▶ _SUPPLIED RECORDS_:
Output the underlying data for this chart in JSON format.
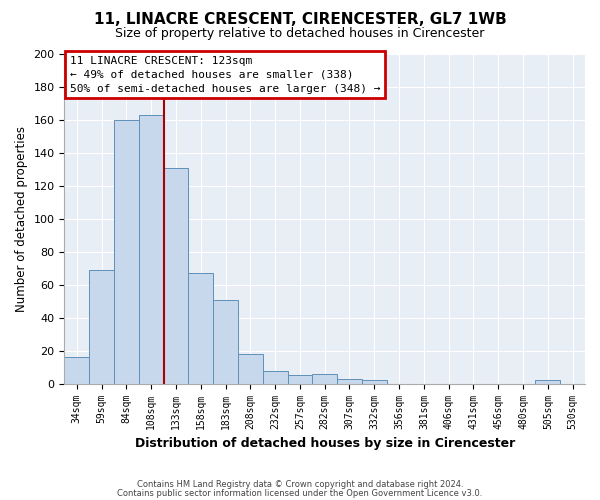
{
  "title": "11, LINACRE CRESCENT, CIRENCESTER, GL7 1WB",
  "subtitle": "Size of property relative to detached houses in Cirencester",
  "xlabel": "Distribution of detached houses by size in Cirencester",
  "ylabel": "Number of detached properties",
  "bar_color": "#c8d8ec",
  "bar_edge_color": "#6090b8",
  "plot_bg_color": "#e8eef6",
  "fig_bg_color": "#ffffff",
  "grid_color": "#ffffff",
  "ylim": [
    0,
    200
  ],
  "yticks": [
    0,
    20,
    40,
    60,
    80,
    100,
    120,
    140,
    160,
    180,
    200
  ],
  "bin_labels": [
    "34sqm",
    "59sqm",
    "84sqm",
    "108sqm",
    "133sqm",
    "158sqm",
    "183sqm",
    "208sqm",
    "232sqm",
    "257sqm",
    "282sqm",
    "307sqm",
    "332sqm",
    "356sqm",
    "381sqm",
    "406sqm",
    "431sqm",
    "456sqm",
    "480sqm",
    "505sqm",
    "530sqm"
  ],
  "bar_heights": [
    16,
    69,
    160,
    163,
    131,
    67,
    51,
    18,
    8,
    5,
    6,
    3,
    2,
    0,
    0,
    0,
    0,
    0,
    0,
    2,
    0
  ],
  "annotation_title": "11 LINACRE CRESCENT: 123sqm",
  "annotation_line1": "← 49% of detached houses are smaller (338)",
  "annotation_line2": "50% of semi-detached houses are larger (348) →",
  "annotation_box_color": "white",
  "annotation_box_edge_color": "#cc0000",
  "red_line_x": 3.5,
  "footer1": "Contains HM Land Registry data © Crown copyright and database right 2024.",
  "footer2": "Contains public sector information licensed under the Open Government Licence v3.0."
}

▶ _PROBLEM DESCRIPTION_:
All of the entries above should be copied exactly, except for the pictures.

▶ _RESPONSE_:
Output the underlying data for this chart in JSON format.
{
  "title": "11, LINACRE CRESCENT, CIRENCESTER, GL7 1WB",
  "subtitle": "Size of property relative to detached houses in Cirencester",
  "xlabel": "Distribution of detached houses by size in Cirencester",
  "ylabel": "Number of detached properties",
  "bar_color": "#c8d8ec",
  "bar_edge_color": "#6090b8",
  "plot_bg_color": "#e8eef6",
  "fig_bg_color": "#ffffff",
  "grid_color": "#ffffff",
  "ylim": [
    0,
    200
  ],
  "yticks": [
    0,
    20,
    40,
    60,
    80,
    100,
    120,
    140,
    160,
    180,
    200
  ],
  "bin_labels": [
    "34sqm",
    "59sqm",
    "84sqm",
    "108sqm",
    "133sqm",
    "158sqm",
    "183sqm",
    "208sqm",
    "232sqm",
    "257sqm",
    "282sqm",
    "307sqm",
    "332sqm",
    "356sqm",
    "381sqm",
    "406sqm",
    "431sqm",
    "456sqm",
    "480sqm",
    "505sqm",
    "530sqm"
  ],
  "bar_heights": [
    16,
    69,
    160,
    163,
    131,
    67,
    51,
    18,
    8,
    5,
    6,
    3,
    2,
    0,
    0,
    0,
    0,
    0,
    0,
    2,
    0
  ],
  "annotation_title": "11 LINACRE CRESCENT: 123sqm",
  "annotation_line1": "← 49% of detached houses are smaller (338)",
  "annotation_line2": "50% of semi-detached houses are larger (348) →",
  "annotation_box_color": "white",
  "annotation_box_edge_color": "#cc0000",
  "red_line_x": 3.5,
  "footer1": "Contains HM Land Registry data © Crown copyright and database right 2024.",
  "footer2": "Contains public sector information licensed under the Open Government Licence v3.0."
}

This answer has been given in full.